Your goal
Across the entries, how many lines have the string "ホンダセンシング" in them? Reply with only a number.

################

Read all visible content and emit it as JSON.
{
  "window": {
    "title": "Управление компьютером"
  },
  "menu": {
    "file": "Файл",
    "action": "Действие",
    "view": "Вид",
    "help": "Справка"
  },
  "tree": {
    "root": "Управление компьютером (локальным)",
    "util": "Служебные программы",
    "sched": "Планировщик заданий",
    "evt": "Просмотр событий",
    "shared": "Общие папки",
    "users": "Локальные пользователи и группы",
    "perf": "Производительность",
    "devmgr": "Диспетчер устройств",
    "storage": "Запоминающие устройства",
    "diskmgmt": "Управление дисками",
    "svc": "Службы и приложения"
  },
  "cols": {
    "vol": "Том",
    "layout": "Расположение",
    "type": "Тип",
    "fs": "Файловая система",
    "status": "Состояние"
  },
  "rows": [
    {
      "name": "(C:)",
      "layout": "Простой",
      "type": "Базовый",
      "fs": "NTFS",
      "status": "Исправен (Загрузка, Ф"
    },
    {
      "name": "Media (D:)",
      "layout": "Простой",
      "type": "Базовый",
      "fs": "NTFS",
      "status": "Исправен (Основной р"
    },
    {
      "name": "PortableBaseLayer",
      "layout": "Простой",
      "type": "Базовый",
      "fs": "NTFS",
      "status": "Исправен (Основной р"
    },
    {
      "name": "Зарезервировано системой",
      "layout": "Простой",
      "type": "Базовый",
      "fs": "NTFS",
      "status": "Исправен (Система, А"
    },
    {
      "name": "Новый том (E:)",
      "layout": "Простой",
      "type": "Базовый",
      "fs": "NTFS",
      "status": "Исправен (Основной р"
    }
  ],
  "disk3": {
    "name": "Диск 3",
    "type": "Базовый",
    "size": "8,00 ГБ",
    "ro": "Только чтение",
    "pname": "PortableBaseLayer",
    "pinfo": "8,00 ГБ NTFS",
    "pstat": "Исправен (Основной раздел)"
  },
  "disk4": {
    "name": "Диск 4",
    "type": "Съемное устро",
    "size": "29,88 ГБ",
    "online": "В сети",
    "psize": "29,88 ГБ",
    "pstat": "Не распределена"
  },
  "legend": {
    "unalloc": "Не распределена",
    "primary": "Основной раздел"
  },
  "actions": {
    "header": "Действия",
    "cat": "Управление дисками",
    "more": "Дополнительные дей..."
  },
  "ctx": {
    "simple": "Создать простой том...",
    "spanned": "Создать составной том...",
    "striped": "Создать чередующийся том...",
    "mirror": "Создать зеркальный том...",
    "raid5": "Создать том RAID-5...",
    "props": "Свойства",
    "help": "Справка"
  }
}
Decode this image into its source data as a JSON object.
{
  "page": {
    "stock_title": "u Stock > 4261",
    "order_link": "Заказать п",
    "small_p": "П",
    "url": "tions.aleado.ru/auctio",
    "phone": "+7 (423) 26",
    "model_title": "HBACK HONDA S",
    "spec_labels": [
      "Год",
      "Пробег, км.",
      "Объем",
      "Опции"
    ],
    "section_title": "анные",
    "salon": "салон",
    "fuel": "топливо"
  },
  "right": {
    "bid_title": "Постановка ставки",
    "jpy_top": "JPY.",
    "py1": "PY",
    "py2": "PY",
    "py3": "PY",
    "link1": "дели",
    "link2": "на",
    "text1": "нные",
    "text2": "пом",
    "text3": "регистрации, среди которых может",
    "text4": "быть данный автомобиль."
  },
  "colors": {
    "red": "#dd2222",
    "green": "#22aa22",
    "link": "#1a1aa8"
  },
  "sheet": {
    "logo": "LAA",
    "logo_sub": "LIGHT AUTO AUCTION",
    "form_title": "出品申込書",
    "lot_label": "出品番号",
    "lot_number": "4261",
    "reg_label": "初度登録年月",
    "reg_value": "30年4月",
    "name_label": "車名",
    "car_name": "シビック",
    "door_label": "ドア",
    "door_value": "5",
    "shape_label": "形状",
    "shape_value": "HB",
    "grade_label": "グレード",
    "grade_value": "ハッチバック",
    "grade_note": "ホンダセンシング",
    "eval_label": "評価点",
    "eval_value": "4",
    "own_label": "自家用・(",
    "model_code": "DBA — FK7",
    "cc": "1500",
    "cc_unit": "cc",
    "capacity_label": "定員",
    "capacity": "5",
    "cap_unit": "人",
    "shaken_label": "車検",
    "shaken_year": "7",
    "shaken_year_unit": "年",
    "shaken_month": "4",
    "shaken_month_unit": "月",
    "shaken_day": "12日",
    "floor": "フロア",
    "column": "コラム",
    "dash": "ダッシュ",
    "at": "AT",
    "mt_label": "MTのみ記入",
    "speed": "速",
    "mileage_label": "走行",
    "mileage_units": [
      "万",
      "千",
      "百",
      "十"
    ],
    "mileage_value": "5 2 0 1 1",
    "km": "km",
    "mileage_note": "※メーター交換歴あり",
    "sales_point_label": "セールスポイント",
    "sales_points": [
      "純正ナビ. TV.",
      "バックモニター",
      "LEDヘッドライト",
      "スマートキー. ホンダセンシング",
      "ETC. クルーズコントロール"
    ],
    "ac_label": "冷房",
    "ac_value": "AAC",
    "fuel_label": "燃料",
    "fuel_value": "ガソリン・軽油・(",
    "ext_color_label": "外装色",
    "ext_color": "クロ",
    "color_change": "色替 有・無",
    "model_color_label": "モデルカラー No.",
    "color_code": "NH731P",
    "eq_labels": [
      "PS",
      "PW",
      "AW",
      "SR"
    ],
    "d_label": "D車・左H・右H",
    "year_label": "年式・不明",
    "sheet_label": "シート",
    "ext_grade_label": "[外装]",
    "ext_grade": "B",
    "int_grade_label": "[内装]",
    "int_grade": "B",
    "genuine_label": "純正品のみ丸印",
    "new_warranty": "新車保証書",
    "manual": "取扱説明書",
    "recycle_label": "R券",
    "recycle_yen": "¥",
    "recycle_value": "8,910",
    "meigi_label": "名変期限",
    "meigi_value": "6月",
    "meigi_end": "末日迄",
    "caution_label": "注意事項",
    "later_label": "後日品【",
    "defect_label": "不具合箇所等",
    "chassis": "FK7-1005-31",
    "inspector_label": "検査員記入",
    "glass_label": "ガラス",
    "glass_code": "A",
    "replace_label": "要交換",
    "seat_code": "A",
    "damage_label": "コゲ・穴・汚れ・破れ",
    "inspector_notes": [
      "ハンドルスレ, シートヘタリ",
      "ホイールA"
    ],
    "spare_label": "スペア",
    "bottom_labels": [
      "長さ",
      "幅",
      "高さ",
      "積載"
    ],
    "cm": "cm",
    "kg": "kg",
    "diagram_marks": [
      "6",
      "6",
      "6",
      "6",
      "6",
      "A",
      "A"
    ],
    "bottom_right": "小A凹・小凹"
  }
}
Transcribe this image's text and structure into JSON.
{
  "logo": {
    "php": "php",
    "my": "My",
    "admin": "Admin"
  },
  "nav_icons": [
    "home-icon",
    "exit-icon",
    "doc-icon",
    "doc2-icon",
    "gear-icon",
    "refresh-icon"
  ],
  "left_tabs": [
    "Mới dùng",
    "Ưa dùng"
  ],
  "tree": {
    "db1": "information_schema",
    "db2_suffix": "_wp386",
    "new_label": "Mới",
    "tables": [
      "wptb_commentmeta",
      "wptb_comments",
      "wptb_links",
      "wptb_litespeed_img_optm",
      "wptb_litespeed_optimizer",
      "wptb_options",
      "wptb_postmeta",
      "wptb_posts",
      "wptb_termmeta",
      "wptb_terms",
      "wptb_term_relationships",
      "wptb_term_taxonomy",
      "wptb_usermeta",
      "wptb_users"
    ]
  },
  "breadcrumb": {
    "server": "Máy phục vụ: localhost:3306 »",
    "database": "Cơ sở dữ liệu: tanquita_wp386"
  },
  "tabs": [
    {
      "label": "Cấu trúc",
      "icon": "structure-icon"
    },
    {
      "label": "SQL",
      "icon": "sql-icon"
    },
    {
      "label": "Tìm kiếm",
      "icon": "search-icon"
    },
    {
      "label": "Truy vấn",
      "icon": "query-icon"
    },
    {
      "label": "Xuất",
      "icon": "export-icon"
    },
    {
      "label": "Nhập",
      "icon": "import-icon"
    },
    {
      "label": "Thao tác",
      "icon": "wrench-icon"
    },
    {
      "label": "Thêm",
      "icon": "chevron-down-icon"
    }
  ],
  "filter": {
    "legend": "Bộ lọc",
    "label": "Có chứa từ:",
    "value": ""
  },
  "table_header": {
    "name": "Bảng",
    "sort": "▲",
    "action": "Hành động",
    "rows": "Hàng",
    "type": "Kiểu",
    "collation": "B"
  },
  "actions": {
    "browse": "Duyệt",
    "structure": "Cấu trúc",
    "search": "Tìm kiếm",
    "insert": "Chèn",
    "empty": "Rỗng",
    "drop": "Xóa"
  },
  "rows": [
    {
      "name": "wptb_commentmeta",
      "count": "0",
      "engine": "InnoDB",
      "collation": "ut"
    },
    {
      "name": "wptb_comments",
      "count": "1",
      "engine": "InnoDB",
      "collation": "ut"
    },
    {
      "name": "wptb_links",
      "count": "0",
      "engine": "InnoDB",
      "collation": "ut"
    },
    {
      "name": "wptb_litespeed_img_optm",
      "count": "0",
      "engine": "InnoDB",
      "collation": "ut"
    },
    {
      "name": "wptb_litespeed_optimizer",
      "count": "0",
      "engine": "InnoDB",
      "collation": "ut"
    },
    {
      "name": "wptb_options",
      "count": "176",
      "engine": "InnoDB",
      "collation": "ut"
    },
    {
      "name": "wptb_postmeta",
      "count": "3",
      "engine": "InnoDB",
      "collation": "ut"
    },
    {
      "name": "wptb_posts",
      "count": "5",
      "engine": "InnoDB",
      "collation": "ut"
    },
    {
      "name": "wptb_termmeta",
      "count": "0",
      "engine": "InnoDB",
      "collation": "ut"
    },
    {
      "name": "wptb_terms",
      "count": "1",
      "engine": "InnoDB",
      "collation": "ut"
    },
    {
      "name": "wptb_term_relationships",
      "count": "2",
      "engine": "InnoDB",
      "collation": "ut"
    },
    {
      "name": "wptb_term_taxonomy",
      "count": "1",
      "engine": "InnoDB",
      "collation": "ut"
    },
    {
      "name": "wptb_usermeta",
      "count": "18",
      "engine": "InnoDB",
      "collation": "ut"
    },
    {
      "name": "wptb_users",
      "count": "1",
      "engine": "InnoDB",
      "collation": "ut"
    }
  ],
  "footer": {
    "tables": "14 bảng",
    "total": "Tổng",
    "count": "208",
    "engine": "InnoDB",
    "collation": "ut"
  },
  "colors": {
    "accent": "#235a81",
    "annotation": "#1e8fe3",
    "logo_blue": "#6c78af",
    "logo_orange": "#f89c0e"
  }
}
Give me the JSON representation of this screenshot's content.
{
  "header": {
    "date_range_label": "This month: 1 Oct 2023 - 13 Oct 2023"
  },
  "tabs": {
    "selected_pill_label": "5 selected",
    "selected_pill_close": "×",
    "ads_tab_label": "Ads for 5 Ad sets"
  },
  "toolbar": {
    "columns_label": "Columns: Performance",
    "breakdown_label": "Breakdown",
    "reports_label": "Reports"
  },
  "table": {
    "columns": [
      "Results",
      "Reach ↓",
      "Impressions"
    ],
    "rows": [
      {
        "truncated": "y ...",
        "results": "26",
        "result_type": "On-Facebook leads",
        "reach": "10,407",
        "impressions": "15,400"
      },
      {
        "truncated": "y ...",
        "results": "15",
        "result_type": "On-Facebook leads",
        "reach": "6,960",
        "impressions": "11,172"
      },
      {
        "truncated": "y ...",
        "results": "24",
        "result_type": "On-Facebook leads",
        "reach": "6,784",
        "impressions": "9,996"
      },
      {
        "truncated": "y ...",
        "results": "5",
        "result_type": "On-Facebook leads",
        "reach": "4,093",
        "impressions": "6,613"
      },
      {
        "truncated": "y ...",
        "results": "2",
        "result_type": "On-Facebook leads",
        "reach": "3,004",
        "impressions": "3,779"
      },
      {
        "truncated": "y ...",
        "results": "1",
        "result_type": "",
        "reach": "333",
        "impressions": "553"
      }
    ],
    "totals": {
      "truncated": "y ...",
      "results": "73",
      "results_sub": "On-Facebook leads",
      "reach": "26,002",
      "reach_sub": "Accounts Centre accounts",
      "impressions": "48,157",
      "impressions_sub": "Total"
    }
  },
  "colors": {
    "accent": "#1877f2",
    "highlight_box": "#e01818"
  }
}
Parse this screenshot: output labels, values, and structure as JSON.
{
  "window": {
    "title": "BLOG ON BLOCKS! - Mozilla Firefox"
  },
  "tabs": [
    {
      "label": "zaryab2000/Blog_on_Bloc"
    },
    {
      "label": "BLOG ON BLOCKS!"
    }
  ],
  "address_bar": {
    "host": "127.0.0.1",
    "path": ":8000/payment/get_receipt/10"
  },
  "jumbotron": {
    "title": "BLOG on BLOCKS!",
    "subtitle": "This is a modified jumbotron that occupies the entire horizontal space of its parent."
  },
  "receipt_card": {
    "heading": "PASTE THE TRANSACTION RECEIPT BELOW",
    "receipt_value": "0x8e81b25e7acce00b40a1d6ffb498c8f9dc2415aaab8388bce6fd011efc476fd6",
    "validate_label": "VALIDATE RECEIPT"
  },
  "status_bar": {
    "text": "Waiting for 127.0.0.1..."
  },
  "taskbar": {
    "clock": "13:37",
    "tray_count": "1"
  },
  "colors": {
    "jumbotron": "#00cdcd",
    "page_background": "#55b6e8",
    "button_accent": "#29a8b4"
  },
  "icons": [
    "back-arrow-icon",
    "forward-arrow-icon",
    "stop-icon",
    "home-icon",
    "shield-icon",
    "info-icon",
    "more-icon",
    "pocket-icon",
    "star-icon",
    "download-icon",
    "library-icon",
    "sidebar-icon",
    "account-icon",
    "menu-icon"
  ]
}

################

Task solution
2